**GIVEN TASK:**
Pull out every line of the listing below where "footer" appears.

[Figure record listings]
## Begin

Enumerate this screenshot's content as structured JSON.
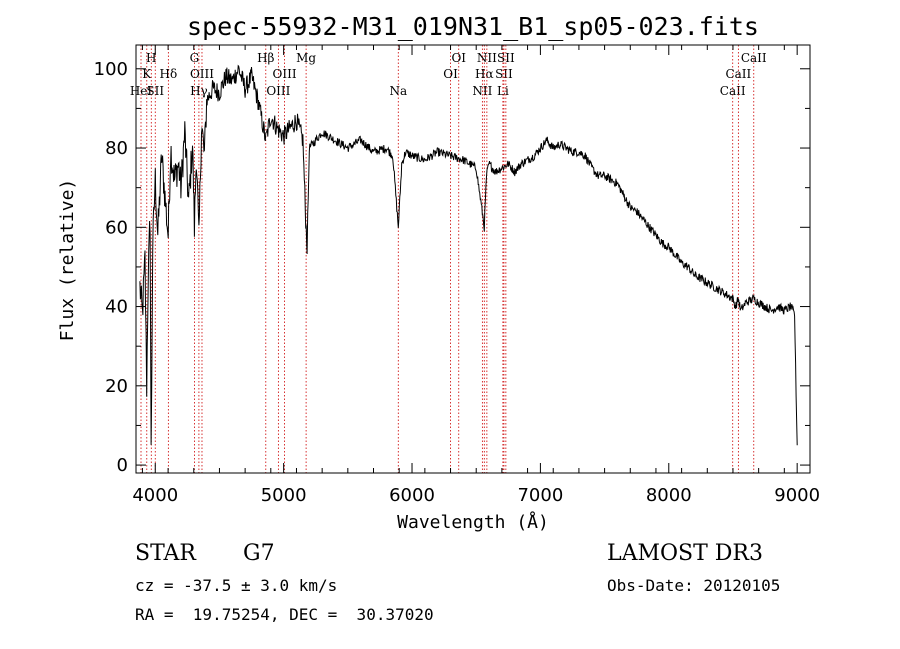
{
  "chart_data": {
    "type": "line",
    "title": "spec-55932-M31_019N31_B1_sp05-023.fits",
    "xlabel": "Wavelength (Å)",
    "ylabel": "Flux (relative)",
    "xlim": [
      3850,
      9100
    ],
    "ylim": [
      -2,
      106
    ],
    "x_ticks": [
      4000,
      5000,
      6000,
      7000,
      8000,
      9000
    ],
    "x_tick_labels": [
      "4000",
      "5000",
      "6000",
      "7000",
      "8000",
      "9000"
    ],
    "y_ticks": [
      0,
      20,
      40,
      60,
      80,
      100
    ],
    "y_tick_labels": [
      "0",
      "20",
      "40",
      "60",
      "80",
      "100"
    ],
    "series": [
      {
        "name": "flux",
        "x": [
          3880,
          3900,
          3920,
          3933,
          3945,
          3960,
          3968,
          3980,
          4000,
          4020,
          4050,
          4080,
          4101,
          4120,
          4150,
          4180,
          4200,
          4230,
          4260,
          4290,
          4305,
          4320,
          4340,
          4360,
          4383,
          4400,
          4450,
          4500,
          4550,
          4600,
          4650,
          4700,
          4750,
          4800,
          4861,
          4900,
          4950,
          5000,
          5050,
          5100,
          5150,
          5172,
          5183,
          5200,
          5300,
          5400,
          5500,
          5600,
          5700,
          5800,
          5850,
          5893,
          5920,
          5950,
          6000,
          6100,
          6200,
          6300,
          6400,
          6450,
          6500,
          6563,
          6580,
          6600,
          6650,
          6700,
          6750,
          6800,
          6850,
          6900,
          6950,
          7000,
          7050,
          7100,
          7150,
          7200,
          7250,
          7300,
          7350,
          7400,
          7450,
          7500,
          7550,
          7600,
          7650,
          7700,
          7750,
          7800,
          7850,
          7900,
          7950,
          8000,
          8050,
          8100,
          8150,
          8200,
          8250,
          8300,
          8350,
          8400,
          8450,
          8498,
          8520,
          8542,
          8560,
          8600,
          8662,
          8700,
          8750,
          8800,
          8850,
          8900,
          8950,
          8980,
          9000
        ],
        "y": [
          45,
          38,
          52,
          20,
          48,
          62,
          3,
          55,
          72,
          58,
          78,
          66,
          58,
          80,
          72,
          76,
          70,
          84,
          66,
          81,
          60,
          79,
          56,
          86,
          78,
          92,
          95,
          94,
          98,
          97,
          100,
          95,
          98,
          92,
          82,
          88,
          85,
          83,
          85,
          87,
          82,
          62,
          55,
          80,
          84,
          82,
          80,
          82,
          79,
          80,
          78,
          60,
          76,
          79,
          78,
          77,
          79,
          78,
          77,
          76,
          75,
          60,
          73,
          76,
          74,
          75,
          76,
          74,
          76,
          77,
          78,
          80,
          82,
          80,
          81,
          80,
          79,
          79,
          78,
          75,
          73,
          73,
          72,
          71,
          68,
          65,
          64,
          62,
          60,
          58,
          56,
          55,
          53,
          51,
          50,
          48,
          47,
          46,
          45,
          44,
          43,
          42,
          40,
          42,
          39,
          41,
          42,
          41,
          40,
          39,
          40,
          39,
          40,
          38,
          5
        ]
      }
    ],
    "lines": [
      {
        "x": 3889,
        "label": "HeI",
        "row": 3
      },
      {
        "x": 3934,
        "label": "K",
        "row": 2
      },
      {
        "x": 3969,
        "label": "H",
        "row": 1
      },
      {
        "x": 4000,
        "label": "SII",
        "row": 3
      },
      {
        "x": 4102,
        "label": "Hδ",
        "row": 2
      },
      {
        "x": 4305,
        "label": "G",
        "row": 1
      },
      {
        "x": 4340,
        "label": "Hγ",
        "row": 3
      },
      {
        "x": 4364,
        "label": "OIII",
        "row": 2
      },
      {
        "x": 4861,
        "label": "Hβ",
        "row": 1
      },
      {
        "x": 4959,
        "label": "OIII",
        "row": 3
      },
      {
        "x": 5007,
        "label": "OIII",
        "row": 2
      },
      {
        "x": 5175,
        "label": "Mg",
        "row": 1
      },
      {
        "x": 5893,
        "label": "Na",
        "row": 3
      },
      {
        "x": 6300,
        "label": "OI",
        "row": 2
      },
      {
        "x": 6364,
        "label": "OI",
        "row": 1
      },
      {
        "x": 6548,
        "label": "NII",
        "row": 3
      },
      {
        "x": 6563,
        "label": "Hα",
        "row": 2
      },
      {
        "x": 6583,
        "label": "NII",
        "row": 1
      },
      {
        "x": 6708,
        "label": "Li",
        "row": 3
      },
      {
        "x": 6716,
        "label": "SII",
        "row": 2
      },
      {
        "x": 6731,
        "label": "SII",
        "row": 1
      },
      {
        "x": 8498,
        "label": "CaII",
        "row": 3
      },
      {
        "x": 8542,
        "label": "CaII",
        "row": 2
      },
      {
        "x": 8662,
        "label": "CaII",
        "row": 1
      }
    ]
  },
  "info": {
    "object_class": "STAR",
    "subclass": "G7",
    "survey": "LAMOST DR3",
    "cz": "cz = -37.5 ± 3.0 km/s",
    "obs_date": "Obs-Date: 20120105",
    "coords": "RA =  19.75254, DEC =  30.37020"
  },
  "colors": {
    "spectrum": "#000000",
    "line_markers": "#cc0000",
    "axes": "#000000"
  }
}
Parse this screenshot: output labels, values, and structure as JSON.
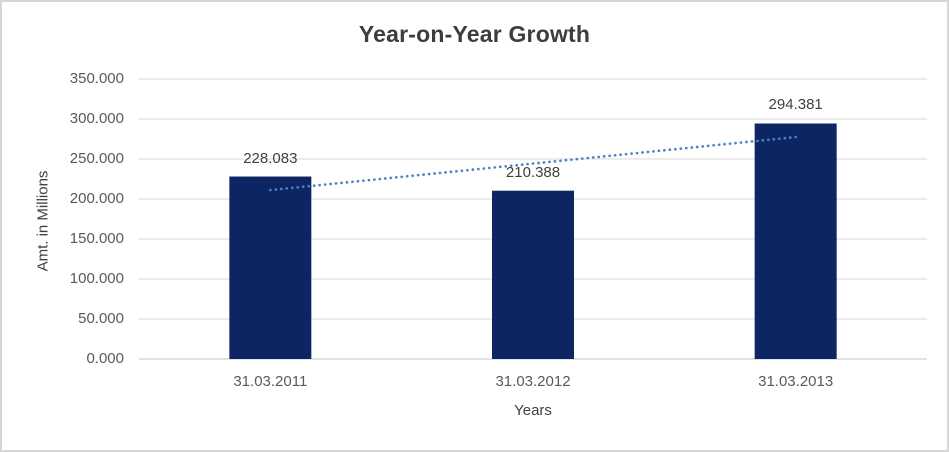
{
  "chart_data": {
    "type": "bar",
    "title": "Year-on-Year Growth",
    "categories": [
      "31.03.2011",
      "31.03.2012",
      "31.03.2013"
    ],
    "values": [
      228.083,
      210.388,
      294.381
    ],
    "data_labels": [
      "228.083",
      "210.388",
      "294.381"
    ],
    "xlabel": "Years",
    "ylabel": "Amt. in Millions",
    "ylim": [
      0,
      350
    ],
    "ytick_step": 50,
    "yticks": [
      {
        "value": 0,
        "label": "0.000"
      },
      {
        "value": 50,
        "label": "50.000"
      },
      {
        "value": 100,
        "label": "100.000"
      },
      {
        "value": 150,
        "label": "150.000"
      },
      {
        "value": 200,
        "label": "200.000"
      },
      {
        "value": 250,
        "label": "250.000"
      },
      {
        "value": 300,
        "label": "300.000"
      },
      {
        "value": 350,
        "label": "350.000"
      }
    ],
    "grid": true,
    "legend": "none",
    "trendline": "linear-dotted",
    "colors": {
      "bar": "#0d2562",
      "trendline": "#4a82c6",
      "gridline": "#d9d9d9",
      "axis_line": "#c6c6c6",
      "title_text": "#3d3d3d",
      "label_text": "#404040",
      "tick_text": "#595959",
      "canvas_border": "#d6d6d6",
      "background": "#ffffff"
    }
  }
}
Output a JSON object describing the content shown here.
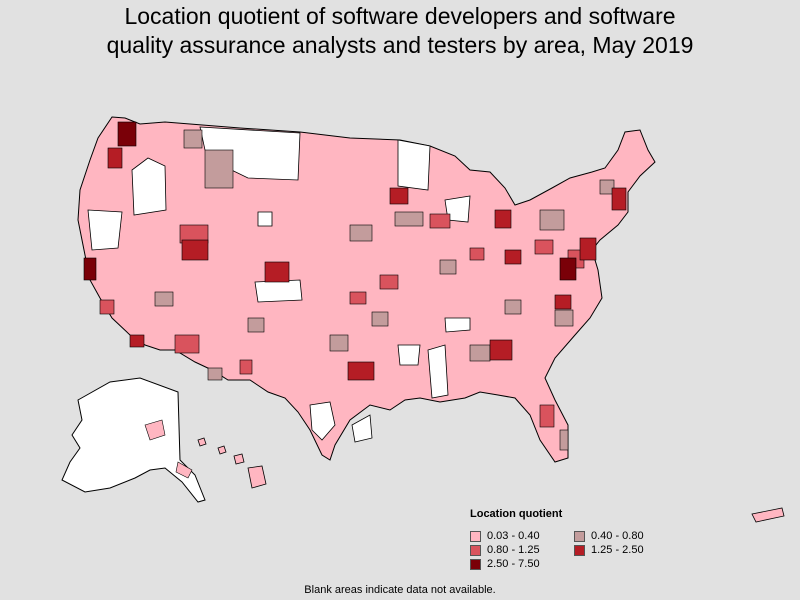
{
  "title_line1": "Location quotient of software developers and software",
  "title_line2": "quality assurance analysts and testers by area, May 2019",
  "legend": {
    "title": "Location quotient",
    "items": [
      {
        "label": "0.03 - 0.40",
        "color": "#ffb6c1"
      },
      {
        "label": "0.40 - 0.80",
        "color": "#c39c9c"
      },
      {
        "label": "0.80 - 1.25",
        "color": "#d9535d"
      },
      {
        "label": "1.25 - 2.50",
        "color": "#b51d25"
      },
      {
        "label": "2.50 - 7.50",
        "color": "#7a0008"
      }
    ]
  },
  "footnote": "Blank areas indicate data not available.",
  "colors": {
    "background": "#e1e1e1",
    "no_data": "#ffffff",
    "border": "#000000"
  }
}
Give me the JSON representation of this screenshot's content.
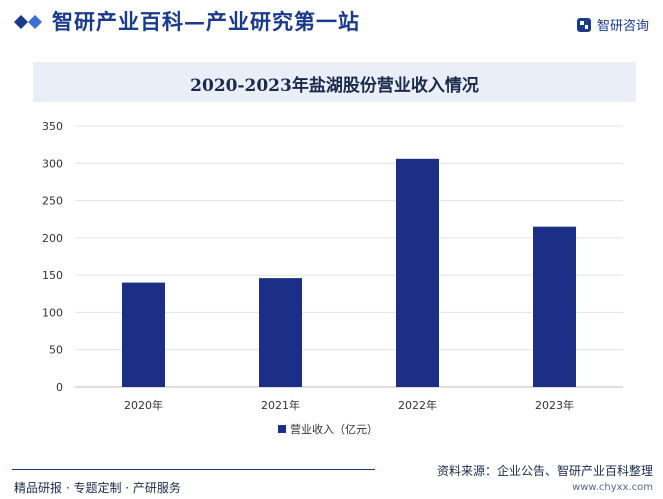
{
  "header": {
    "site_title": "智研产业百科—产业研究第一站",
    "logo_text": "智研咨询"
  },
  "colors": {
    "bar": "#1b2f86",
    "brand": "#1b3a8a",
    "title_band": "#e9eef7",
    "grid": "#e3e3e3"
  },
  "chart_data": {
    "type": "bar",
    "title": "2020-2023年盐湖股份营业收入情况",
    "categories": [
      "2020年",
      "2021年",
      "2022年",
      "2023年"
    ],
    "series": [
      {
        "name": "营业收入（亿元）",
        "values": [
          140,
          146,
          306,
          215
        ]
      }
    ],
    "ylim": [
      0,
      350
    ],
    "yticks": [
      0,
      50,
      100,
      150,
      200,
      250,
      300,
      350
    ],
    "grid": true,
    "legend_position": "bottom"
  },
  "footer": {
    "left_text": "精品研报 · 专题定制 · 产研服务",
    "source_text": "资料来源：企业公告、智研产业百科整理",
    "url_text": "www.chyxx.com"
  }
}
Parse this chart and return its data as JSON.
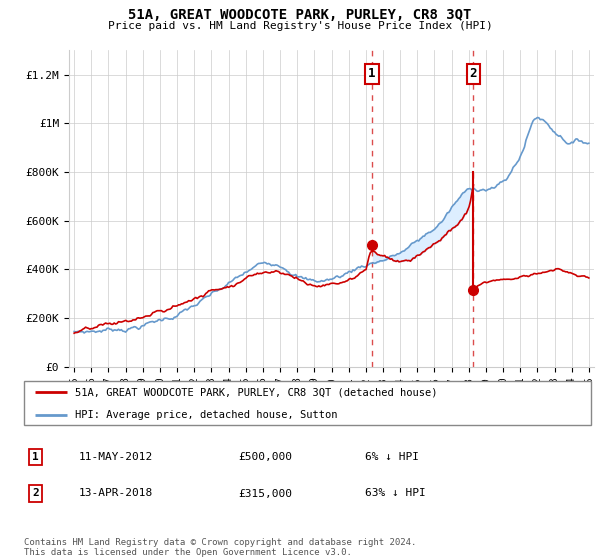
{
  "title": "51A, GREAT WOODCOTE PARK, PURLEY, CR8 3QT",
  "subtitle": "Price paid vs. HM Land Registry's House Price Index (HPI)",
  "ylabel_ticks": [
    0,
    200000,
    400000,
    600000,
    800000,
    1000000,
    1200000
  ],
  "ylabel_labels": [
    "£0",
    "£200K",
    "£400K",
    "£600K",
    "£800K",
    "£1M",
    "£1.2M"
  ],
  "ylim": [
    0,
    1300000
  ],
  "event1_year": 2012.35,
  "event1_price": 500000,
  "event2_year": 2018.27,
  "event2_price": 315000,
  "hpi_color": "#6699cc",
  "prop_color": "#cc0000",
  "fill_color": "#ddeeff",
  "legend_label1": "51A, GREAT WOODCOTE PARK, PURLEY, CR8 3QT (detached house)",
  "legend_label2": "HPI: Average price, detached house, Sutton",
  "event1_date": "11-MAY-2012",
  "event1_amount": "£500,000",
  "event1_hpi": "6% ↓ HPI",
  "event2_date": "13-APR-2018",
  "event2_amount": "£315,000",
  "event2_hpi": "63% ↓ HPI",
  "footer": "Contains HM Land Registry data © Crown copyright and database right 2024.\nThis data is licensed under the Open Government Licence v3.0.",
  "xlim_left": 1994.7,
  "xlim_right": 2025.3
}
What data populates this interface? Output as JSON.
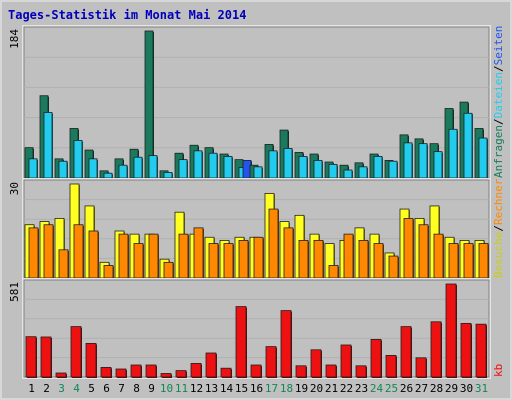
{
  "chart_data": {
    "type": "bar",
    "title": "Tages-Statistik im Monat Mai 2014",
    "categories": [
      "1",
      "2",
      "3",
      "4",
      "5",
      "6",
      "7",
      "8",
      "9",
      "10",
      "11",
      "12",
      "13",
      "14",
      "15",
      "16",
      "17",
      "18",
      "19",
      "20",
      "21",
      "22",
      "23",
      "24",
      "25",
      "26",
      "27",
      "28",
      "29",
      "30",
      "31"
    ],
    "weekend_days": [
      "3",
      "4",
      "10",
      "11",
      "17",
      "18",
      "24",
      "25",
      "31"
    ],
    "panels": [
      {
        "name": "hits",
        "ymax_label": "184",
        "ymax": 184,
        "right_labels": [
          "Anfragen",
          "/",
          "Dateien",
          "/",
          "Seiten"
        ],
        "series": [
          {
            "name": "Anfragen",
            "color": "#1a7a5e",
            "values": [
              38,
              103,
              24,
              62,
              35,
              9,
              24,
              36,
              184,
              9,
              31,
              41,
              38,
              30,
              23,
              16,
              42,
              60,
              32,
              30,
              20,
              16,
              19,
              30,
              22,
              54,
              49,
              43,
              87,
              95,
              62
            ]
          },
          {
            "name": "Dateien",
            "color": "#22ccee",
            "values": [
              24,
              82,
              21,
              47,
              24,
              6,
              16,
              26,
              28,
              7,
              23,
              34,
              31,
              27,
              13,
              14,
              34,
              37,
              27,
              22,
              17,
              10,
              14,
              27,
              21,
              44,
              43,
              33,
              61,
              81,
              50
            ]
          },
          {
            "name": "Seiten",
            "color": "#2255ee",
            "values": [
              0,
              0,
              0,
              0,
              0,
              0,
              0,
              0,
              0,
              0,
              0,
              0,
              0,
              0,
              22,
              0,
              0,
              0,
              0,
              0,
              0,
              0,
              0,
              0,
              0,
              0,
              0,
              0,
              0,
              0,
              0
            ]
          }
        ]
      },
      {
        "name": "visits",
        "ymax_label": "30",
        "ymax": 30,
        "right_labels": [
          "Besuche",
          "/",
          "Rechner"
        ],
        "series": [
          {
            "name": "Besuche",
            "color": "#ffff22",
            "values": [
              17,
              18,
              19,
              30,
              23,
              5,
              15,
              14,
              14,
              6,
              21,
              14,
              13,
              12,
              13,
              13,
              27,
              18,
              20,
              14,
              11,
              12,
              16,
              14,
              8,
              22,
              19,
              23,
              13,
              12,
              12
            ]
          },
          {
            "name": "Rechner",
            "color": "#ff8800",
            "values": [
              16,
              17,
              9,
              17,
              15,
              4,
              14,
              11,
              14,
              5,
              14,
              16,
              11,
              11,
              12,
              13,
              22,
              16,
              12,
              12,
              4,
              14,
              12,
              11,
              7,
              19,
              17,
              14,
              11,
              11,
              11
            ]
          }
        ]
      },
      {
        "name": "kb",
        "ymax_label": "581",
        "ymax": 581,
        "right_labels": [
          "kb"
        ],
        "series": [
          {
            "name": "kb",
            "color": "#ee1111",
            "values": [
              252,
              250,
              25,
              315,
              210,
              60,
              50,
              75,
              75,
              22,
              40,
              85,
              150,
              55,
              440,
              75,
              190,
              415,
              70,
              170,
              75,
              200,
              70,
              235,
              135,
              315,
              120,
              345,
              581,
              335,
              330
            ]
          }
        ]
      }
    ],
    "colors": {
      "background": "#c0c0c0",
      "frame": "#e8e8e8",
      "title": "#0000bb",
      "label": "#000000",
      "weekend": "#118855"
    }
  }
}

## End

**SOLUTION:**
  "footer": {
  "footer": "Contains HM Land Registry data © Crown copyright and database right 2024.\nThis data is licensed under the Open Government Licence v3.0.",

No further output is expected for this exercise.